What you should do:
Skip the pictures. Copy all the rest of the records down exactly.

Records shown:
╔══

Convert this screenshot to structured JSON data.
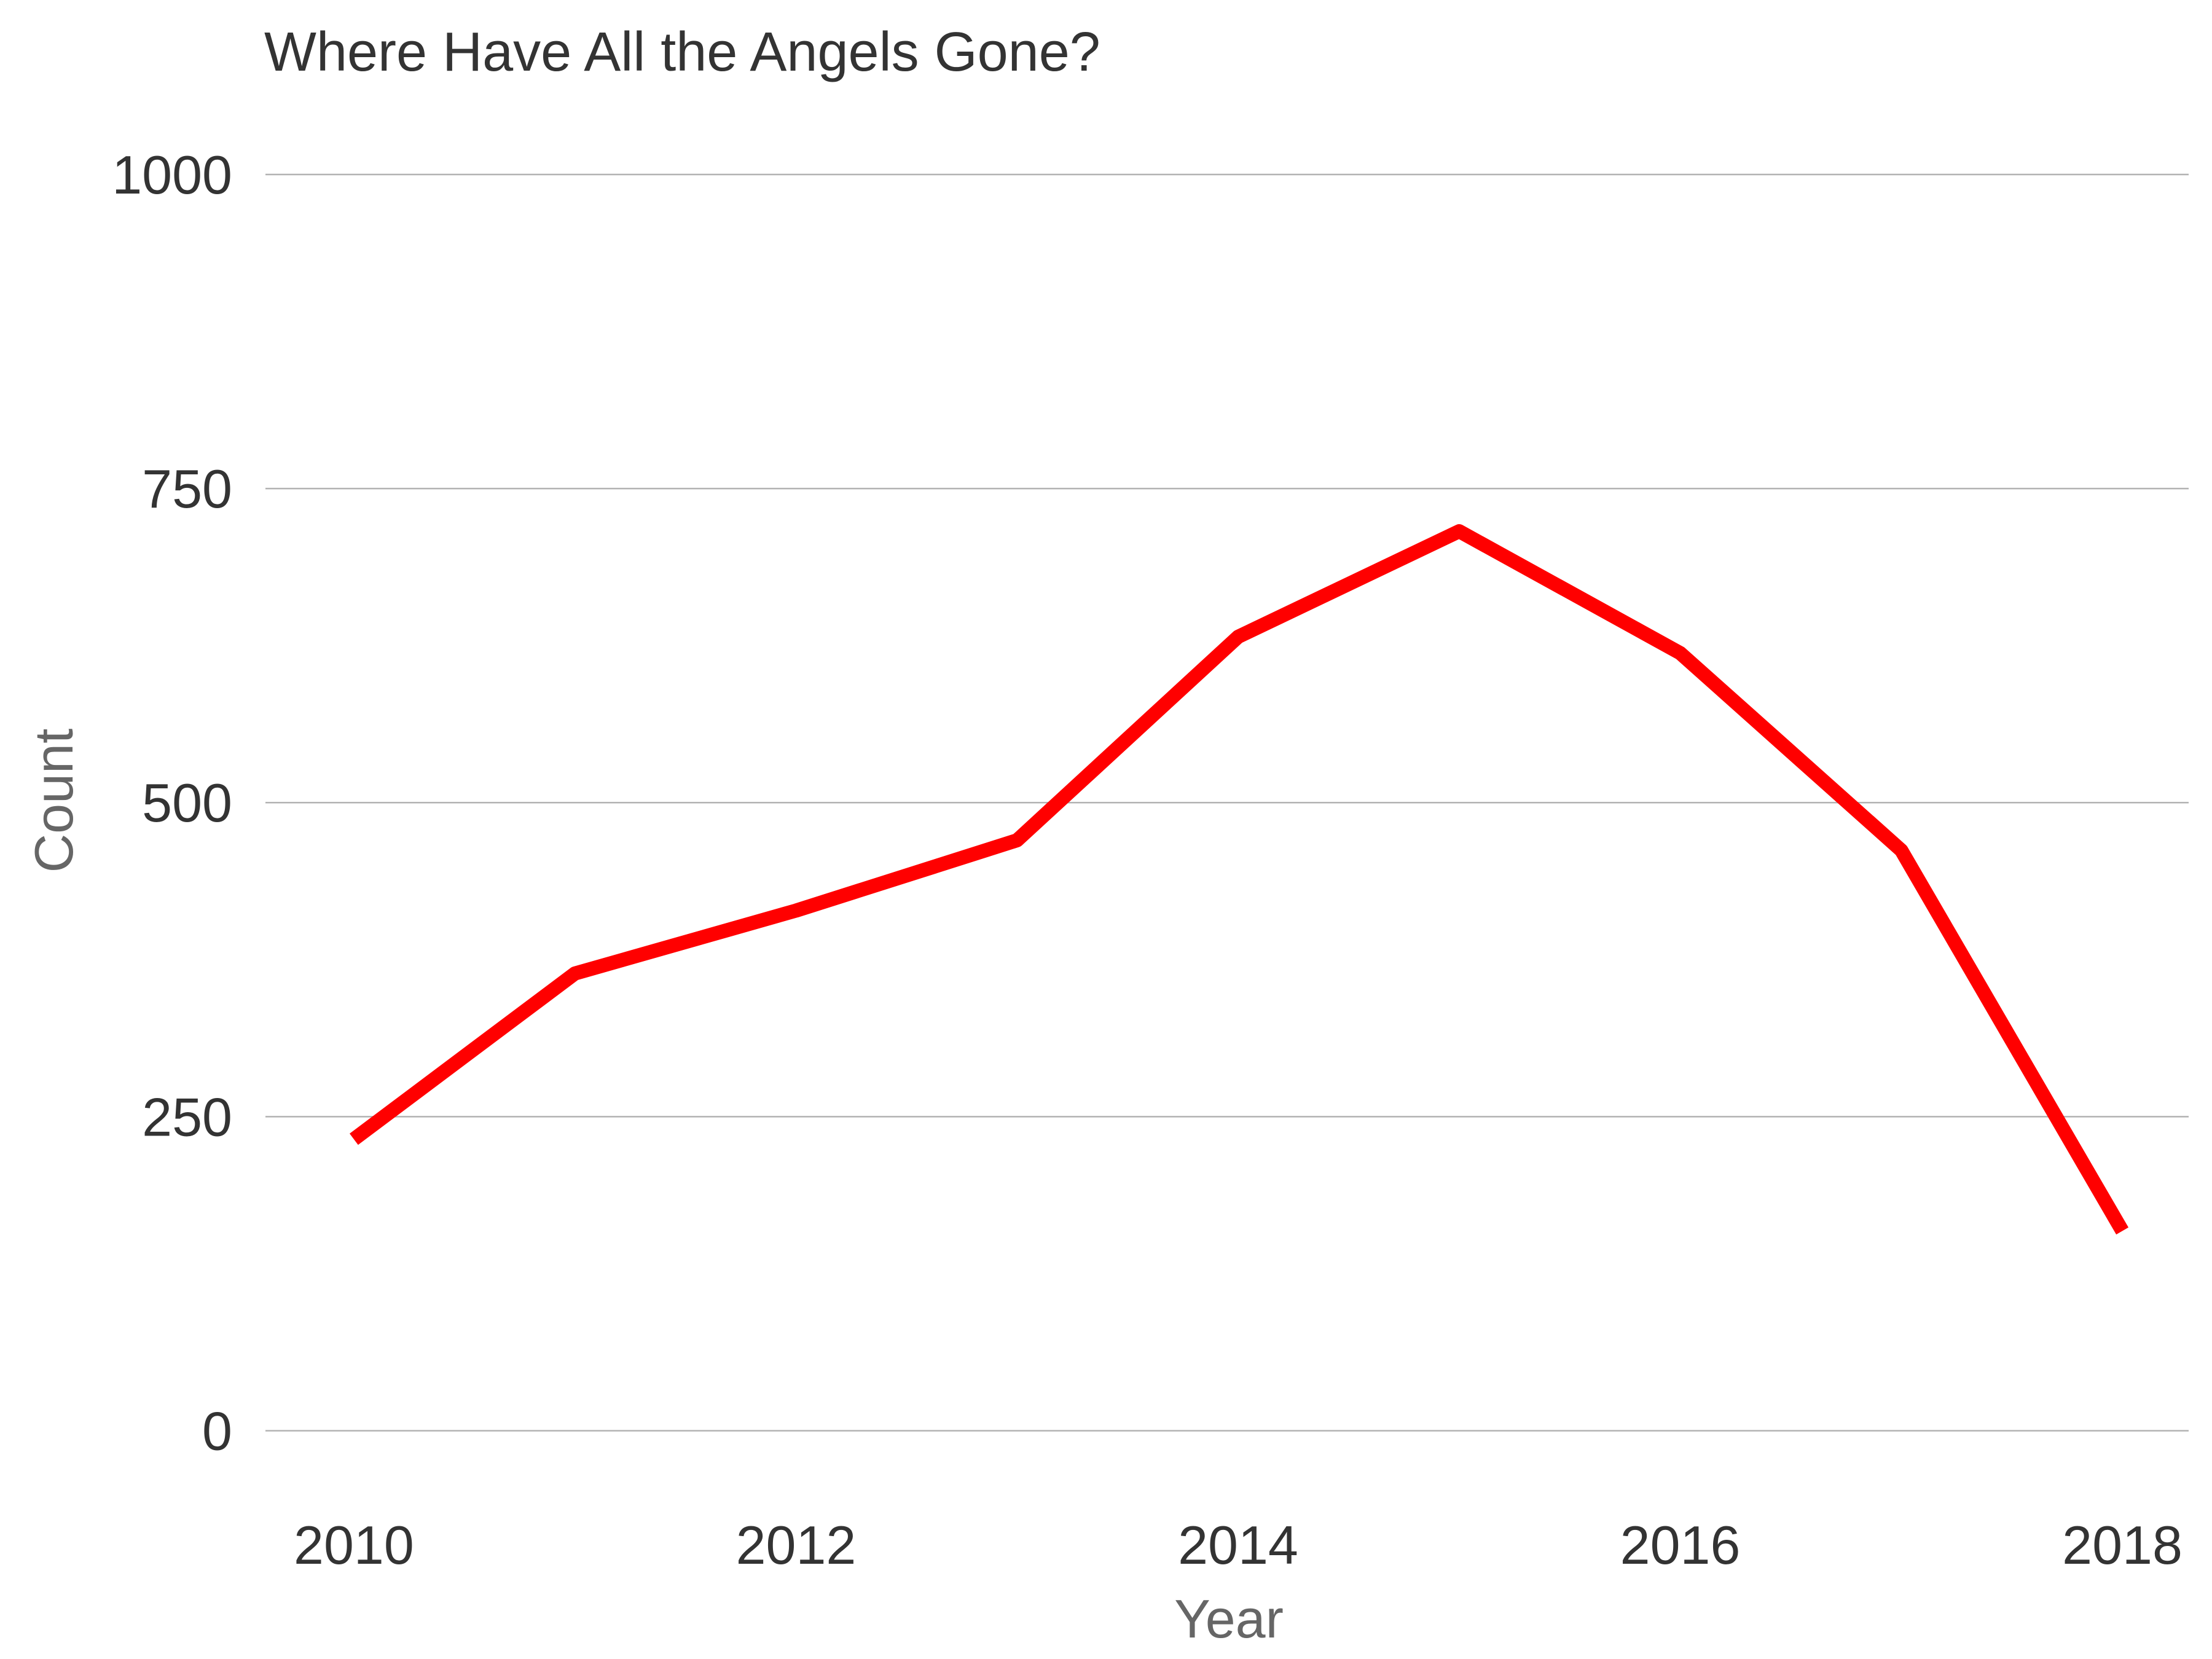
{
  "chart_data": {
    "type": "line",
    "title": "Where Have All the Angels Gone?",
    "xlabel": "Year",
    "ylabel": "Count",
    "x": [
      2010,
      2011,
      2012,
      2013,
      2014,
      2015,
      2016,
      2017,
      2018
    ],
    "series": [
      {
        "values": [
          232,
          364,
          414,
          470,
          632,
          716,
          619,
          462,
          159
        ],
        "color": "#ff0000"
      }
    ],
    "xlim": [
      2009.6,
      2018.3
    ],
    "ylim": [
      -35,
      1000
    ],
    "x_ticks": [
      2010,
      2012,
      2014,
      2016,
      2018
    ],
    "y_ticks": [
      0,
      250,
      500,
      750,
      1000
    ],
    "grid": {
      "horizontal": true,
      "vertical": false
    },
    "legend": "none"
  }
}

╚══

Expected output:
Convert this screenshot to structured JSON data.
{
  "chart_data": {
    "type": "line",
    "title": "Where Have All the Angels Gone?",
    "xlabel": "Year",
    "ylabel": "Count",
    "x": [
      2010,
      2011,
      2012,
      2013,
      2014,
      2015,
      2016,
      2017,
      2018
    ],
    "series": [
      {
        "values": [
          232,
          364,
          414,
          470,
          632,
          716,
          619,
          462,
          159
        ],
        "color": "#ff0000"
      }
    ],
    "xlim": [
      2009.6,
      2018.3
    ],
    "ylim": [
      -35,
      1000
    ],
    "x_ticks": [
      2010,
      2012,
      2014,
      2016,
      2018
    ],
    "y_ticks": [
      0,
      250,
      500,
      750,
      1000
    ],
    "grid": {
      "horizontal": true,
      "vertical": false
    },
    "legend": "none"
  }
}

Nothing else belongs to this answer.